**CHALLENGE:** Keep the pictures out of the copy and repeat the records exactly.

# SUPPLIED ENTRIES start

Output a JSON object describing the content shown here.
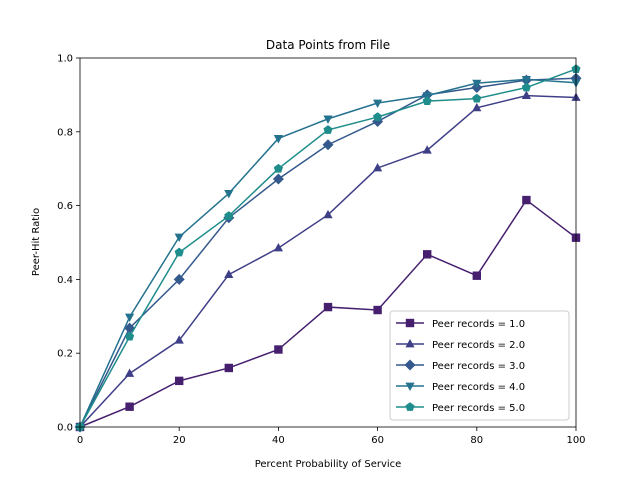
{
  "chart_data": {
    "type": "line",
    "title": "Data Points from File",
    "xlabel": "Percent Probability of Service",
    "ylabel": "Peer-Hit Ratio",
    "xlim": [
      0,
      100
    ],
    "ylim": [
      0.0,
      1.0
    ],
    "xticks": [
      "0",
      "20",
      "40",
      "60",
      "80",
      "100"
    ],
    "yticks": [
      "0.0",
      "0.2",
      "0.4",
      "0.6",
      "0.8",
      "1.0"
    ],
    "grid": false,
    "legend_position": "lower-right",
    "x": [
      0,
      10,
      20,
      30,
      40,
      50,
      60,
      70,
      80,
      90,
      100
    ],
    "series": [
      {
        "name": "Peer records = 1.0",
        "color": "#46206f",
        "marker": "square",
        "values": [
          0.0,
          0.055,
          0.125,
          0.16,
          0.21,
          0.325,
          0.317,
          0.468,
          0.41,
          0.615,
          0.513
        ]
      },
      {
        "name": "Peer records = 2.0",
        "color": "#3f3f88",
        "marker": "triangle-up",
        "values": [
          0.0,
          0.145,
          0.235,
          0.413,
          0.485,
          0.575,
          0.702,
          0.75,
          0.865,
          0.898,
          0.893
        ]
      },
      {
        "name": "Peer records = 3.0",
        "color": "#34598c",
        "marker": "diamond",
        "values": [
          0.0,
          0.268,
          0.4,
          0.567,
          0.672,
          0.765,
          0.828,
          0.9,
          0.92,
          0.94,
          0.945
        ]
      },
      {
        "name": "Peer records = 4.0",
        "color": "#25728f",
        "marker": "triangle-down",
        "values": [
          0.0,
          0.298,
          0.515,
          0.633,
          0.782,
          0.835,
          0.878,
          0.898,
          0.932,
          0.942,
          0.933
        ]
      },
      {
        "name": "Peer records = 5.0",
        "color": "#1f8d8b",
        "marker": "pentagon",
        "values": [
          0.0,
          0.245,
          0.473,
          0.572,
          0.7,
          0.805,
          0.84,
          0.883,
          0.89,
          0.92,
          0.97
        ]
      }
    ]
  }
}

# SUPPLIED ENTRIES end

**EXPECTED OUTPUT:**
Output a JSON object describing the content shown here.
{
  "chart_data": {
    "type": "line",
    "title": "Data Points from File",
    "xlabel": "Percent Probability of Service",
    "ylabel": "Peer-Hit Ratio",
    "xlim": [
      0,
      100
    ],
    "ylim": [
      0.0,
      1.0
    ],
    "xticks": [
      "0",
      "20",
      "40",
      "60",
      "80",
      "100"
    ],
    "yticks": [
      "0.0",
      "0.2",
      "0.4",
      "0.6",
      "0.8",
      "1.0"
    ],
    "grid": false,
    "legend_position": "lower-right",
    "x": [
      0,
      10,
      20,
      30,
      40,
      50,
      60,
      70,
      80,
      90,
      100
    ],
    "series": [
      {
        "name": "Peer records = 1.0",
        "color": "#46206f",
        "marker": "square",
        "values": [
          0.0,
          0.055,
          0.125,
          0.16,
          0.21,
          0.325,
          0.317,
          0.468,
          0.41,
          0.615,
          0.513
        ]
      },
      {
        "name": "Peer records = 2.0",
        "color": "#3f3f88",
        "marker": "triangle-up",
        "values": [
          0.0,
          0.145,
          0.235,
          0.413,
          0.485,
          0.575,
          0.702,
          0.75,
          0.865,
          0.898,
          0.893
        ]
      },
      {
        "name": "Peer records = 3.0",
        "color": "#34598c",
        "marker": "diamond",
        "values": [
          0.0,
          0.268,
          0.4,
          0.567,
          0.672,
          0.765,
          0.828,
          0.9,
          0.92,
          0.94,
          0.945
        ]
      },
      {
        "name": "Peer records = 4.0",
        "color": "#25728f",
        "marker": "triangle-down",
        "values": [
          0.0,
          0.298,
          0.515,
          0.633,
          0.782,
          0.835,
          0.878,
          0.898,
          0.932,
          0.942,
          0.933
        ]
      },
      {
        "name": "Peer records = 5.0",
        "color": "#1f8d8b",
        "marker": "pentagon",
        "values": [
          0.0,
          0.245,
          0.473,
          0.572,
          0.7,
          0.805,
          0.84,
          0.883,
          0.89,
          0.92,
          0.97
        ]
      }
    ]
  }
}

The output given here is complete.